- [EXERCISE BRIEF] Each entry has to be copied exactly, with nothing missed.

- [PROVIDED DATA]

— Begin —

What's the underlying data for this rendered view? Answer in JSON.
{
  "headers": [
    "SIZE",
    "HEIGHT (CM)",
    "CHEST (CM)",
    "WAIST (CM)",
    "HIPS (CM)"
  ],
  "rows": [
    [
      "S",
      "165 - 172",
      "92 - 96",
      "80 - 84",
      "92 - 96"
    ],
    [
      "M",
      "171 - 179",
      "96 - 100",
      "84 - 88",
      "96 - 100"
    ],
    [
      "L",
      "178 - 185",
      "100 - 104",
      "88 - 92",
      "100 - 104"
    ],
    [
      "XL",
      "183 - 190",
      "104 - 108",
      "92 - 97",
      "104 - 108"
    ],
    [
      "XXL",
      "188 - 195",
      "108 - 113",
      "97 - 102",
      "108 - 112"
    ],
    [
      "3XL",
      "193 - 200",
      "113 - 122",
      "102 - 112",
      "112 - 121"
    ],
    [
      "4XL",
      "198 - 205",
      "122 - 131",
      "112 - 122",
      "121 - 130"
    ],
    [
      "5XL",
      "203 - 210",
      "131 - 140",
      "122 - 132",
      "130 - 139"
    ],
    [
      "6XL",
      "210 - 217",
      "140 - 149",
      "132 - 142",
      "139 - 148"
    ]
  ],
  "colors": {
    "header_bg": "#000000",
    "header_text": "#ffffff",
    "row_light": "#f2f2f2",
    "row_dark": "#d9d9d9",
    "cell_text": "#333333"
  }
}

— End —

- [RESPONSE TO THIS TASK]
What's the underlying data for this rendered view? Answer in JSON.
{
  "headers": [
    "SIZE",
    "HEIGHT (CM)",
    "CHEST (CM)",
    "WAIST (CM)",
    "HIPS (CM)"
  ],
  "rows": [
    [
      "S",
      "165 - 172",
      "92 - 96",
      "80 - 84",
      "92 - 96"
    ],
    [
      "M",
      "171 - 179",
      "96 - 100",
      "84 - 88",
      "96 - 100"
    ],
    [
      "L",
      "178 - 185",
      "100 - 104",
      "88 - 92",
      "100 - 104"
    ],
    [
      "XL",
      "183 - 190",
      "104 - 108",
      "92 - 97",
      "104 - 108"
    ],
    [
      "XXL",
      "188 - 195",
      "108 - 113",
      "97 - 102",
      "108 - 112"
    ],
    [
      "3XL",
      "193 - 200",
      "113 - 122",
      "102 - 112",
      "112 - 121"
    ],
    [
      "4XL",
      "198 - 205",
      "122 - 131",
      "112 - 122",
      "121 - 130"
    ],
    [
      "5XL",
      "203 - 210",
      "131 - 140",
      "122 - 132",
      "130 - 139"
    ],
    [
      "6XL",
      "210 - 217",
      "140 - 149",
      "132 - 142",
      "139 - 148"
    ]
  ],
  "colors": {
    "header_bg": "#000000",
    "header_text": "#ffffff",
    "row_light": "#f2f2f2",
    "row_dark": "#d9d9d9",
    "cell_text": "#333333"
  }
}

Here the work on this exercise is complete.